- **EXERCISE OBJECTIVE**: How would you continue the piece on states trying alternative voting methods, starting right after its last sentence?
START PASSAGE SHOWN
Can States Experiment With Alternative Voting Methods?
As blogger Matt Yglesias notes, “We have fifty states, but in some ways remarkably little institutional diversity between them.” Only Nebraska, for example, has a unicameral legislature–but Maine is now considering it as well.
Across the country FairVote has also backed another election reform. It’s called instant runoff voting, and it allows voters to rank their choices for an elected official. Here’s FairVote’s primer on how it works:
IRV allows voters to rank candidates in order of preference (i.e. first, second, third, fourth and so on). Voters have the option to rank as many or as few candidates as they wish, but can vote without fear that ranking less favored candidates will harm the chances of their most preferred candidates. [...] The weakest candidates are successively eliminated and their voters’ ballots are redistributed to next choices until a candidate crosses a majority of votes.
END PASSAGE SHOWN
START EXCERPTED RECORDS
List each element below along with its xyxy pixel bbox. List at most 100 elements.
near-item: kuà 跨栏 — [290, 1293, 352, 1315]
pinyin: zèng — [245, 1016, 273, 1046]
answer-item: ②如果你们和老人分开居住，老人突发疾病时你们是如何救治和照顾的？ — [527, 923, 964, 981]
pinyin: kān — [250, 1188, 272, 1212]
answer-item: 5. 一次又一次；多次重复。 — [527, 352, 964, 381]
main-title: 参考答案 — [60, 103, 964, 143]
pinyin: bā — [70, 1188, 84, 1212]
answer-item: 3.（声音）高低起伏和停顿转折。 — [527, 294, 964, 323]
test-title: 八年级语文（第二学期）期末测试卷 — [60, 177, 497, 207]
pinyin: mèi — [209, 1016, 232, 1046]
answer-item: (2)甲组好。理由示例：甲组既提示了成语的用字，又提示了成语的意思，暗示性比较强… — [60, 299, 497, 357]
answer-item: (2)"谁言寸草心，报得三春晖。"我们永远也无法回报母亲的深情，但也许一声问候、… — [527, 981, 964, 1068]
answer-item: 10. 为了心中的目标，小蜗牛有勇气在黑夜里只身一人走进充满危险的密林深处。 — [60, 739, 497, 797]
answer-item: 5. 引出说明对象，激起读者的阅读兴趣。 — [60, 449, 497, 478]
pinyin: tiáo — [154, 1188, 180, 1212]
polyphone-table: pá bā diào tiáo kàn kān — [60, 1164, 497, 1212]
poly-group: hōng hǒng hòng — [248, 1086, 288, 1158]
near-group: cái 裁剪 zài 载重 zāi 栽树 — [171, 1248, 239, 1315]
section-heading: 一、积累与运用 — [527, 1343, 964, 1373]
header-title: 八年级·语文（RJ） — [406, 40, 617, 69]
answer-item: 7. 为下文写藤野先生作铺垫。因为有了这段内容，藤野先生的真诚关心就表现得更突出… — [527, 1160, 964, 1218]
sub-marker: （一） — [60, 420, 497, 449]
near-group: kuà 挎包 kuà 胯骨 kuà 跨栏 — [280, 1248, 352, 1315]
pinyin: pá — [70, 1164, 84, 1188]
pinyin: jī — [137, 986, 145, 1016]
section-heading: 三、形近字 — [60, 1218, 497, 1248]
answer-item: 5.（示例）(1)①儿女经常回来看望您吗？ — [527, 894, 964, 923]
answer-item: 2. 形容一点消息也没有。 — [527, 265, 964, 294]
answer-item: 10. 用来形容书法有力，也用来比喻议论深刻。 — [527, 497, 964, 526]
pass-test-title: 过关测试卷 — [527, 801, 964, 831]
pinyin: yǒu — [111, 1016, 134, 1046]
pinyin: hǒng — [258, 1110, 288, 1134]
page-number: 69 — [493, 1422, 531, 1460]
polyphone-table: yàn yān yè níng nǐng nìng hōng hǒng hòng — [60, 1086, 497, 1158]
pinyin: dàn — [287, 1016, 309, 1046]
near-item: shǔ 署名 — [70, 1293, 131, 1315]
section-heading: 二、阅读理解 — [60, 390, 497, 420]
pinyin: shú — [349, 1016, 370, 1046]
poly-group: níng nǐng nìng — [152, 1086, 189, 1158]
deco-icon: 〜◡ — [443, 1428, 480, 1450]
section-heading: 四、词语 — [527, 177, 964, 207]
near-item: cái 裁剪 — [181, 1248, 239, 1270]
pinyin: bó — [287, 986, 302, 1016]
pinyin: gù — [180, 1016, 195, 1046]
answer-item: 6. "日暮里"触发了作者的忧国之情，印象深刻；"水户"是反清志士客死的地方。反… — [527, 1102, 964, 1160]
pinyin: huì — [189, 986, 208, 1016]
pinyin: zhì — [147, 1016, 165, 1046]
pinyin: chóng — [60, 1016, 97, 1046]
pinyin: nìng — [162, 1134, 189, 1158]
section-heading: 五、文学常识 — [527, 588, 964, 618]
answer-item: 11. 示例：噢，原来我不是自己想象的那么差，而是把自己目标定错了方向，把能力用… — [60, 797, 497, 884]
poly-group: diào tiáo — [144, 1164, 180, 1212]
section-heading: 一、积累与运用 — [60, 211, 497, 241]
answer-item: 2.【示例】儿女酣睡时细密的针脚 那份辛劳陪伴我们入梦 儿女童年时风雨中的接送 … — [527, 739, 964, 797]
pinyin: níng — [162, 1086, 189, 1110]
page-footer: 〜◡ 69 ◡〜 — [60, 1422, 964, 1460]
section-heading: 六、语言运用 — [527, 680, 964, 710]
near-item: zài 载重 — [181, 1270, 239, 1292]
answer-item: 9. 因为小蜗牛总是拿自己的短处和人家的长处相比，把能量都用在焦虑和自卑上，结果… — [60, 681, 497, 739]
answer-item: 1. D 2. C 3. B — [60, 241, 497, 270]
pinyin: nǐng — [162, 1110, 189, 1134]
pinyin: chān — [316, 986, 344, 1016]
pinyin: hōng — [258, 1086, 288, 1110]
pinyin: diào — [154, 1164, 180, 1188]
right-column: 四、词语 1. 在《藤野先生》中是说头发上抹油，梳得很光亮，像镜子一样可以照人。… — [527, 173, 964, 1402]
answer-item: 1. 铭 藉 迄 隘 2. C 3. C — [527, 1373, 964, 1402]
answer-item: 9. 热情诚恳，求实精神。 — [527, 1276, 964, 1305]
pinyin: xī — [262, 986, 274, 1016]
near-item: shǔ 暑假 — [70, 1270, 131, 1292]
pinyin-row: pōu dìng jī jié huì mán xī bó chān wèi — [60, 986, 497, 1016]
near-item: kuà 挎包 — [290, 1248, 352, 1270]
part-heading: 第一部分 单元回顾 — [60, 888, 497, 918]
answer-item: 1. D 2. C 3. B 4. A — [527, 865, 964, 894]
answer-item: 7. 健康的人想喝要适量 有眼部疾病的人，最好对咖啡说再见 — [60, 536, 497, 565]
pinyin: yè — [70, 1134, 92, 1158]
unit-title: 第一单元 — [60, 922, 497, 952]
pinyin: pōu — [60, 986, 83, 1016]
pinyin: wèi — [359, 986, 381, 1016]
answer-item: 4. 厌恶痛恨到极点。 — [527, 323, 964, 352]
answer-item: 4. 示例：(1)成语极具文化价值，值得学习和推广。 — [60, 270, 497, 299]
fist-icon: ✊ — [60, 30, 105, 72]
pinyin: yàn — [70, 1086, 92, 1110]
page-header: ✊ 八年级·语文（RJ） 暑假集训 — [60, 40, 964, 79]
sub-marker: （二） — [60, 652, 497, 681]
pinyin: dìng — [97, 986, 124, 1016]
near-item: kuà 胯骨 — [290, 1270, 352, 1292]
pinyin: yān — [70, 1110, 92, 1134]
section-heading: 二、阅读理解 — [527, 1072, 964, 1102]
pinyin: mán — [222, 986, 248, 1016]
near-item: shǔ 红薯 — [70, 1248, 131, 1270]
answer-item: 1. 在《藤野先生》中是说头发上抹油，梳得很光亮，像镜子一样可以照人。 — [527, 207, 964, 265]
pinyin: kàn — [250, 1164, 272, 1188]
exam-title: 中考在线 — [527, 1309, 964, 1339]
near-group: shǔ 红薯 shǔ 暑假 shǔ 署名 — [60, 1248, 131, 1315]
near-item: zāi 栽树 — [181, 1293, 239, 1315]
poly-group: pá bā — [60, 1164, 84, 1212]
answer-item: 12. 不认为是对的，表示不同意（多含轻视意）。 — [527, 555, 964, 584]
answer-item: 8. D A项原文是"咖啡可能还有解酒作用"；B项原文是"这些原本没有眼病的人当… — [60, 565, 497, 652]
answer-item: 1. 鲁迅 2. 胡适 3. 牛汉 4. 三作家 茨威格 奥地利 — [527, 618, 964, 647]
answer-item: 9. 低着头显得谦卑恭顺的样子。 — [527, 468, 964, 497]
END EXCERPTED RECORDS
- **RESULT OF THE TASK**:
Instant runoff voting (often abbreviated as “IRV”) is already used in places like San Francisco and Burlington, VT, and Minneapolis and Memphis will soon be implementing it as well. Opponents had brought suit against IRV in Minneapolis, but the Minnesota Supreme Court just ruled today that the city is free to try out the alternative voting method:
Instant Runoff Voting as adopted in Minneapolis is not facially invalid under the United States or Minnesota Constitution, and does not contravene any principles established by this court in Brown v. Smallwood, 130 Minn. 492, 153 N.W. 953 (1915).
Now cities and towns across Minnesota can continue the lively American tradition of democratic innovation. And reformers across the country can follow their lead.